Copy out, from the entries below, each line holding the string "down".

RECORDS SUPPLIED
────────────────────
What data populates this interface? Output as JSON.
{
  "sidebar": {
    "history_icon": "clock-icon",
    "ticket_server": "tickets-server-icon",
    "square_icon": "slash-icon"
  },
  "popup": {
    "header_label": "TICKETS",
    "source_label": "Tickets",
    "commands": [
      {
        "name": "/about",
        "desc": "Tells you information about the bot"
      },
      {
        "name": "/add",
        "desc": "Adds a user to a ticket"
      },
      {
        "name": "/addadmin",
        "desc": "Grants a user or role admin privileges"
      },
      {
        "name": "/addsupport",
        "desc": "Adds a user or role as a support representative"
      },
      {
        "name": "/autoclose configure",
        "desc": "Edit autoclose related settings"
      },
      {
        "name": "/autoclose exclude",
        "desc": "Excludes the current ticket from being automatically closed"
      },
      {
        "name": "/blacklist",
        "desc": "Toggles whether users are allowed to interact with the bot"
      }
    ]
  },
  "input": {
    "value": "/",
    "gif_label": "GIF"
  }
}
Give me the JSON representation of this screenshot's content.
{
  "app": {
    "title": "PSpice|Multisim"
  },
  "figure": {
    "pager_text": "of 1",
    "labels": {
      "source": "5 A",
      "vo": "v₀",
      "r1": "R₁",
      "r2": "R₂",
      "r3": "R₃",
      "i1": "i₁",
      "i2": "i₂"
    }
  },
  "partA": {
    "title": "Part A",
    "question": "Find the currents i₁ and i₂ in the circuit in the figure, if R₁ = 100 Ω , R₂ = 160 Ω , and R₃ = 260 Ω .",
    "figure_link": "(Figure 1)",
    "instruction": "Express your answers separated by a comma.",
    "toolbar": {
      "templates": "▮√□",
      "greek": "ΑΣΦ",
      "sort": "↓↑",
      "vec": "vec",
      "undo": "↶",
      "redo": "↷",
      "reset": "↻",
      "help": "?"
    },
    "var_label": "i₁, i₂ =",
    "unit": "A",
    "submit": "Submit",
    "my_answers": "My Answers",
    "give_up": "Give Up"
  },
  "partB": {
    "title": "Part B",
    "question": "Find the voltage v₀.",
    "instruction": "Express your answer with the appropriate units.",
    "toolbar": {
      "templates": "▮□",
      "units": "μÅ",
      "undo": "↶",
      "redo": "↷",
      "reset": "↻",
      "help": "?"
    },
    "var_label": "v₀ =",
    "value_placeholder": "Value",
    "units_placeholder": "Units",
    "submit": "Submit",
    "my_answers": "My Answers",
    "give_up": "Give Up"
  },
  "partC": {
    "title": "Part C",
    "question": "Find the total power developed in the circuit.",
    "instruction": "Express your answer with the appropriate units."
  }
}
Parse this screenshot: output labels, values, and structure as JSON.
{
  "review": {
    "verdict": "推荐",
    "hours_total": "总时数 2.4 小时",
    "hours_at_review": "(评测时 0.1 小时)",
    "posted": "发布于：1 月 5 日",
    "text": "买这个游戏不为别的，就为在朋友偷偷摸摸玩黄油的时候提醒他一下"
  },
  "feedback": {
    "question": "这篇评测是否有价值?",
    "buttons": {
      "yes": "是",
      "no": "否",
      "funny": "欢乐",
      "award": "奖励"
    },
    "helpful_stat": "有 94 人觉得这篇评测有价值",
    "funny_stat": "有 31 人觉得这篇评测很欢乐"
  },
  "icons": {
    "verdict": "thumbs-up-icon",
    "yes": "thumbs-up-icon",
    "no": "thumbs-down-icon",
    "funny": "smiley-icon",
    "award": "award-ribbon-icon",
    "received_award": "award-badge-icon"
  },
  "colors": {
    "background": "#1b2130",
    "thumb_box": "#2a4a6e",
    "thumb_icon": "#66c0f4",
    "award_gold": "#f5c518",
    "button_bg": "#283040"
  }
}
────────────────────
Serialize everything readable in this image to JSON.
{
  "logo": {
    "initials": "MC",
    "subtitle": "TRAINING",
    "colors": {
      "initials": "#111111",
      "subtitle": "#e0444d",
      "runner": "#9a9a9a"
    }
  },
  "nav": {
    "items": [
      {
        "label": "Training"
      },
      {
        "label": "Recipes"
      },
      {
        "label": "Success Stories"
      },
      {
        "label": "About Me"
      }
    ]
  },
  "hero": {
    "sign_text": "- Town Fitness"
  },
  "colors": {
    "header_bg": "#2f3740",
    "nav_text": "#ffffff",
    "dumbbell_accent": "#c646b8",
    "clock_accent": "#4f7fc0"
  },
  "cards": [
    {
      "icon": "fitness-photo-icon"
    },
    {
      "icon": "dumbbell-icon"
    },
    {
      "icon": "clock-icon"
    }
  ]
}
────────────────────
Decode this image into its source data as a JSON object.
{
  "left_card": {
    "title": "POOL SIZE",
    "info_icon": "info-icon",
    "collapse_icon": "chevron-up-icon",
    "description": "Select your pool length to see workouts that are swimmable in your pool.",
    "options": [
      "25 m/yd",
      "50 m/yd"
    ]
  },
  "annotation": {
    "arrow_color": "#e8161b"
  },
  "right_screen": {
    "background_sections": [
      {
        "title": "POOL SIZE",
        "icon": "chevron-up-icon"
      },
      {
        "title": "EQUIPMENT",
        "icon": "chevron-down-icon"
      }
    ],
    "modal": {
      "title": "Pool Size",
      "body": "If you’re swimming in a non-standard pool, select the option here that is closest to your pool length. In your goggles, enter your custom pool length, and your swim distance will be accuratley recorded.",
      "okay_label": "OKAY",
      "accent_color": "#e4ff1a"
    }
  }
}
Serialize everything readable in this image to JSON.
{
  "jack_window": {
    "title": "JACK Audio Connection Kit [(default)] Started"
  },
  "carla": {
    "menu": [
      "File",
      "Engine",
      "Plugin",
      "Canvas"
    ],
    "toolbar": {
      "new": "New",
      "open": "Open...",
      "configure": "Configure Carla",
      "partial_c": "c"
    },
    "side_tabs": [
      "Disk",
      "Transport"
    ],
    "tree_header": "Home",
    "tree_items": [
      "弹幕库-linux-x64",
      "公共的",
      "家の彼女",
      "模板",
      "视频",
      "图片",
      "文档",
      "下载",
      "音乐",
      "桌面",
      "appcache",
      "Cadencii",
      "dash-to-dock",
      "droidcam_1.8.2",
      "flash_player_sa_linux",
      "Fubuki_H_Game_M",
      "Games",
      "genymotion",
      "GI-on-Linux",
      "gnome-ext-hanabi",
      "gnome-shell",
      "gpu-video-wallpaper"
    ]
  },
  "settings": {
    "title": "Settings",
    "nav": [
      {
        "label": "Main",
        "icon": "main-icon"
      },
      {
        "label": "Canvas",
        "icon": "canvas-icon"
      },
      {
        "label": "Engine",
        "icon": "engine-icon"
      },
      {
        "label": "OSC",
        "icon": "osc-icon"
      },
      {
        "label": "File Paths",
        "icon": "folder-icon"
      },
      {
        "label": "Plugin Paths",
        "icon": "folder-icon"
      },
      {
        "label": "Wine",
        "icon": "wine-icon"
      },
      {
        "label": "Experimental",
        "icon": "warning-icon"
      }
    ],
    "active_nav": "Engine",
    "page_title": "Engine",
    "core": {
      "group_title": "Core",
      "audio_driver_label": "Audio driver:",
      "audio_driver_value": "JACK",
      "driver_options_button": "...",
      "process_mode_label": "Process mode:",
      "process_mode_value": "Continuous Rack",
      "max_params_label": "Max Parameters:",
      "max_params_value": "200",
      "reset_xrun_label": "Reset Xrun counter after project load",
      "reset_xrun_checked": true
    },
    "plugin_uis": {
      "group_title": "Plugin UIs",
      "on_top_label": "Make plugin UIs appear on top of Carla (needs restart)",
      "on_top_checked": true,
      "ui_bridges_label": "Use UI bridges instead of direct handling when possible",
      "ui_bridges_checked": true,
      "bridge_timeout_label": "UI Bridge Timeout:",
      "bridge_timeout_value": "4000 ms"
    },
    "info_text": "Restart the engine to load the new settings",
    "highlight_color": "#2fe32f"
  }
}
────────────────────
ANSWER FOR THIS EXERCISE
    "no": "thumbs-down-icon",
        "icon": "chevron-down-icon"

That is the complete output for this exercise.